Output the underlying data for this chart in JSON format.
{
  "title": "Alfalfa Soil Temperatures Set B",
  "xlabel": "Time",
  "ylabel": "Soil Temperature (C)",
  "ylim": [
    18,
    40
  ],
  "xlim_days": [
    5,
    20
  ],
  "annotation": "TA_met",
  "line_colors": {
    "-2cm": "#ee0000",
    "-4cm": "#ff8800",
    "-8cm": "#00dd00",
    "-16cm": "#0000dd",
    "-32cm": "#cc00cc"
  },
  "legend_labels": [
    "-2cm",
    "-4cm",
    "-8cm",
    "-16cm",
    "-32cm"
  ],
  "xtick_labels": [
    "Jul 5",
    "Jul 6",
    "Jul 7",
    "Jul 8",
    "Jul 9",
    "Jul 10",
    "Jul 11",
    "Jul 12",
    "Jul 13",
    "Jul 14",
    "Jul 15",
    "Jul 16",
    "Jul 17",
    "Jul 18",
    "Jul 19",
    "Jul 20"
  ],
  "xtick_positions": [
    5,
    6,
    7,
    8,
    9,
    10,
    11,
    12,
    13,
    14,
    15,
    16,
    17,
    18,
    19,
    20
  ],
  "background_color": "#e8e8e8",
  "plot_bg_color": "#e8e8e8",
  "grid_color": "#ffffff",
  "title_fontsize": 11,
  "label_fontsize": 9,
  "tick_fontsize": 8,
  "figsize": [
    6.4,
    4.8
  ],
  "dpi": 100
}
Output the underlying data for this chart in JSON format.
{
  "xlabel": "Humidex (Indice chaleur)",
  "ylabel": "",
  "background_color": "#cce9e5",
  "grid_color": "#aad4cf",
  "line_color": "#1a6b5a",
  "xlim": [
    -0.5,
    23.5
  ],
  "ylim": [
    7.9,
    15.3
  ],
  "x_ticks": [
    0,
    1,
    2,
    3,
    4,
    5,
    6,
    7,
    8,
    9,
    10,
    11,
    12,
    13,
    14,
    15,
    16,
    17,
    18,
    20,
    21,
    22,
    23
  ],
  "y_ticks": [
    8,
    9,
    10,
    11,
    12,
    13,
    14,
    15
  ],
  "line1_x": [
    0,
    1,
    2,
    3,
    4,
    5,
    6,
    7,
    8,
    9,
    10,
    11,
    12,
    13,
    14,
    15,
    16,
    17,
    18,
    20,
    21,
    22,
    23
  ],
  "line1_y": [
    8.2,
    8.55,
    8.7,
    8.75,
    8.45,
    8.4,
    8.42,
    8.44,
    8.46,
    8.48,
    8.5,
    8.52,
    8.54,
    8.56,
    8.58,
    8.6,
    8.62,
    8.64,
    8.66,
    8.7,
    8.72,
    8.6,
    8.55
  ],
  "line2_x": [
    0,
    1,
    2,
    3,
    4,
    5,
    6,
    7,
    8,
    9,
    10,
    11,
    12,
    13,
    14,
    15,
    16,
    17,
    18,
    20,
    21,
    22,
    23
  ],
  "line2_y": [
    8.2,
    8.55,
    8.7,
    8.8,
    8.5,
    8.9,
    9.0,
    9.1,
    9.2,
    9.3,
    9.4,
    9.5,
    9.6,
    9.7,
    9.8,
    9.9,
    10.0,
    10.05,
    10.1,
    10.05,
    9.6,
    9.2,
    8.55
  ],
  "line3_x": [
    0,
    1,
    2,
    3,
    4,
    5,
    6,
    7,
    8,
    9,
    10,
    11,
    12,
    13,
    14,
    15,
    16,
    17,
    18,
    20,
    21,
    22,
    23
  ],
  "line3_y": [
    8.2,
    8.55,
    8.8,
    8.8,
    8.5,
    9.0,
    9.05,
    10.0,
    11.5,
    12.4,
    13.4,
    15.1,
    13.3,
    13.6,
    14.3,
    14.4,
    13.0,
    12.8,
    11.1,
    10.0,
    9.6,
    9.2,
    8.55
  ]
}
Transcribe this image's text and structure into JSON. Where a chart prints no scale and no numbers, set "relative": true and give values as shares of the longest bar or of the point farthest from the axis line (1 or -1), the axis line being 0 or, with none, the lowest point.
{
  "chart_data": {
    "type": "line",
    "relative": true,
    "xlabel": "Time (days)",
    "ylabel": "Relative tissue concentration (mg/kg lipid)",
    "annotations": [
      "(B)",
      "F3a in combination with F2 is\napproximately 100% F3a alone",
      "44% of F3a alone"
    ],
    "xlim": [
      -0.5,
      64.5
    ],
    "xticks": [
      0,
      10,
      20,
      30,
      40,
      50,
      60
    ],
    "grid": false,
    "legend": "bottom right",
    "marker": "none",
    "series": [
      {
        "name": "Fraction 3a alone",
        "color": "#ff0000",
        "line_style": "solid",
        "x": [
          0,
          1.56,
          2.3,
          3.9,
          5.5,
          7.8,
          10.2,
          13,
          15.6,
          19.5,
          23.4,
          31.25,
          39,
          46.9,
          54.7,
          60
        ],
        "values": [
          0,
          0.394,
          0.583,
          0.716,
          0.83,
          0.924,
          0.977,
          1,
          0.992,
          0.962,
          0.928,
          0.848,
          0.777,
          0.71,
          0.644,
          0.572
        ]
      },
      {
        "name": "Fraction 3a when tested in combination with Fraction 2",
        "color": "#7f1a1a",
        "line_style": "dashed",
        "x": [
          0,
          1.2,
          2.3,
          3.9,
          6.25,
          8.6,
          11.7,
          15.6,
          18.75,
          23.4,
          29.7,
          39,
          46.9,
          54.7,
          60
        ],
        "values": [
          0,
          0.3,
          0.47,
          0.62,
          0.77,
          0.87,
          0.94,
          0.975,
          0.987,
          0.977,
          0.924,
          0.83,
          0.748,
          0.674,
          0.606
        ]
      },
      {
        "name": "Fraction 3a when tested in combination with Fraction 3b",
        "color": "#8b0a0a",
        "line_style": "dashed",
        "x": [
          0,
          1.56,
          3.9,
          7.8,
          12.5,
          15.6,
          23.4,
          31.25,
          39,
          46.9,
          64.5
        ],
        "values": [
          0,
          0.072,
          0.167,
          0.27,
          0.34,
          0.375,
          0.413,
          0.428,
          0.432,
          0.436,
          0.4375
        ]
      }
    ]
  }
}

_What is expected:_ Repeat the data above, word for word.

_Full solution:_
Output the underlying data for this chart in JSON format.
{
  "title": "Alfalfa Soil Temperatures Set B",
  "xlabel": "Time",
  "ylabel": "Soil Temperature (C)",
  "ylim": [
    18,
    40
  ],
  "xlim_days": [
    5,
    20
  ],
  "annotation": "TA_met",
  "line_colors": {
    "-2cm": "#ee0000",
    "-4cm": "#ff8800",
    "-8cm": "#00dd00",
    "-16cm": "#0000dd",
    "-32cm": "#cc00cc"
  },
  "legend_labels": [
    "-2cm",
    "-4cm",
    "-8cm",
    "-16cm",
    "-32cm"
  ],
  "xtick_labels": [
    "Jul 5",
    "Jul 6",
    "Jul 7",
    "Jul 8",
    "Jul 9",
    "Jul 10",
    "Jul 11",
    "Jul 12",
    "Jul 13",
    "Jul 14",
    "Jul 15",
    "Jul 16",
    "Jul 17",
    "Jul 18",
    "Jul 19",
    "Jul 20"
  ],
  "xtick_positions": [
    5,
    6,
    7,
    8,
    9,
    10,
    11,
    12,
    13,
    14,
    15,
    16,
    17,
    18,
    19,
    20
  ],
  "background_color": "#e8e8e8",
  "plot_bg_color": "#e8e8e8",
  "grid_color": "#ffffff",
  "title_fontsize": 11,
  "label_fontsize": 9,
  "tick_fontsize": 8,
  "figsize": [
    6.4,
    4.8
  ],
  "dpi": 100
}
Output the underlying data for this chart in JSON format.
{
  "xlabel": "Humidex (Indice chaleur)",
  "ylabel": "",
  "background_color": "#cce9e5",
  "grid_color": "#aad4cf",
  "line_color": "#1a6b5a",
  "xlim": [
    -0.5,
    23.5
  ],
  "ylim": [
    7.9,
    15.3
  ],
  "x_ticks": [
    0,
    1,
    2,
    3,
    4,
    5,
    6,
    7,
    8,
    9,
    10,
    11,
    12,
    13,
    14,
    15,
    16,
    17,
    18,
    20,
    21,
    22,
    23
  ],
  "y_ticks": [
    8,
    9,
    10,
    11,
    12,
    13,
    14,
    15
  ],
  "line1_x": [
    0,
    1,
    2,
    3,
    4,
    5,
    6,
    7,
    8,
    9,
    10,
    11,
    12,
    13,
    14,
    15,
    16,
    17,
    18,
    20,
    21,
    22,
    23
  ],
  "line1_y": [
    8.2,
    8.55,
    8.7,
    8.75,
    8.45,
    8.4,
    8.42,
    8.44,
    8.46,
    8.48,
    8.5,
    8.52,
    8.54,
    8.56,
    8.58,
    8.6,
    8.62,
    8.64,
    8.66,
    8.7,
    8.72,
    8.6,
    8.55
  ],
  "line2_x": [
    0,
    1,
    2,
    3,
    4,
    5,
    6,
    7,
    8,
    9,
    10,
    11,
    12,
    13,
    14,
    15,
    16,
    17,
    18,
    20,
    21,
    22,
    23
  ],
  "line2_y": [
    8.2,
    8.55,
    8.7,
    8.8,
    8.5,
    8.9,
    9.0,
    9.1,
    9.2,
    9.3,
    9.4,
    9.5,
    9.6,
    9.7,
    9.8,
    9.9,
    10.0,
    10.05,
    10.1,
    10.05,
    9.6,
    9.2,
    8.55
  ],
  "line3_x": [
    0,
    1,
    2,
    3,
    4,
    5,
    6,
    7,
    8,
    9,
    10,
    11,
    12,
    13,
    14,
    15,
    16,
    17,
    18,
    20,
    21,
    22,
    23
  ],
  "line3_y": [
    8.2,
    8.55,
    8.8,
    8.8,
    8.5,
    9.0,
    9.05,
    10.0,
    11.5,
    12.4,
    13.4,
    15.1,
    13.3,
    13.6,
    14.3,
    14.4,
    13.0,
    12.8,
    11.1,
    10.0,
    9.6,
    9.2,
    8.55
  ]
}
Transcribe this image's text and structure into JSON. Where a chart prints no scale and no numbers, set "relative": true and give values as shares of the longest bar or of the point farthest from the axis line (1 or -1), the axis line being 0 or, with none, the lowest point.
{
  "chart_data": {
    "type": "line",
    "relative": true,
    "xlabel": "Time (days)",
    "ylabel": "Relative tissue concentration (mg/kg lipid)",
    "annotations": [
      "(B)",
      "F3a in combination with F2 is\napproximately 100% F3a alone",
      "44% of F3a alone"
    ],
    "xlim": [
      -0.5,
      64.5
    ],
    "xticks": [
      0,
      10,
      20,
      30,
      40,
      50,
      60
    ],
    "grid": false,
    "legend": "bottom right",
    "marker": "none",
    "series": [
      {
        "name": "Fraction 3a alone",
        "color": "#ff0000",
        "line_style": "solid",
        "x": [
          0,
          1.56,
          2.3,
          3.9,
          5.5,
          7.8,
          10.2,
          13,
          15.6,
          19.5,
          23.4,
          31.25,
          39,
          46.9,
          54.7,
          60
        ],
        "values": [
          0,
          0.394,
          0.583,
          0.716,
          0.83,
          0.924,
          0.977,
          1,
          0.992,
          0.962,
          0.928,
          0.848,
          0.777,
          0.71,
          0.644,
          0.572
        ]
      },
      {
        "name": "Fraction 3a when tested in combination with Fraction 2",
        "color": "#7f1a1a",
        "line_style": "dashed",
        "x": [
          0,
          1.2,
          2.3,
          3.9,
          6.25,
          8.6,
          11.7,
          15.6,
          18.75,
          23.4,
          29.7,
          39,
          46.9,
          54.7,
          60
        ],
        "values": [
          0,
          0.3,
          0.47,
          0.62,
          0.77,
          0.87,
          0.94,
          0.975,
          0.987,
          0.977,
          0.924,
          0.83,
          0.748,
          0.674,
          0.606
        ]
      },
      {
        "name": "Fraction 3a when tested in combination with Fraction 3b",
        "color": "#8b0a0a",
        "line_style": "dashed",
        "x": [
          0,
          1.56,
          3.9,
          7.8,
          12.5,
          15.6,
          23.4,
          31.25,
          39,
          46.9,
          64.5
        ],
        "values": [
          0,
          0.072,
          0.167,
          0.27,
          0.34,
          0.375,
          0.413,
          0.428,
          0.432,
          0.436,
          0.4375
        ]
      }
    ]
  }
}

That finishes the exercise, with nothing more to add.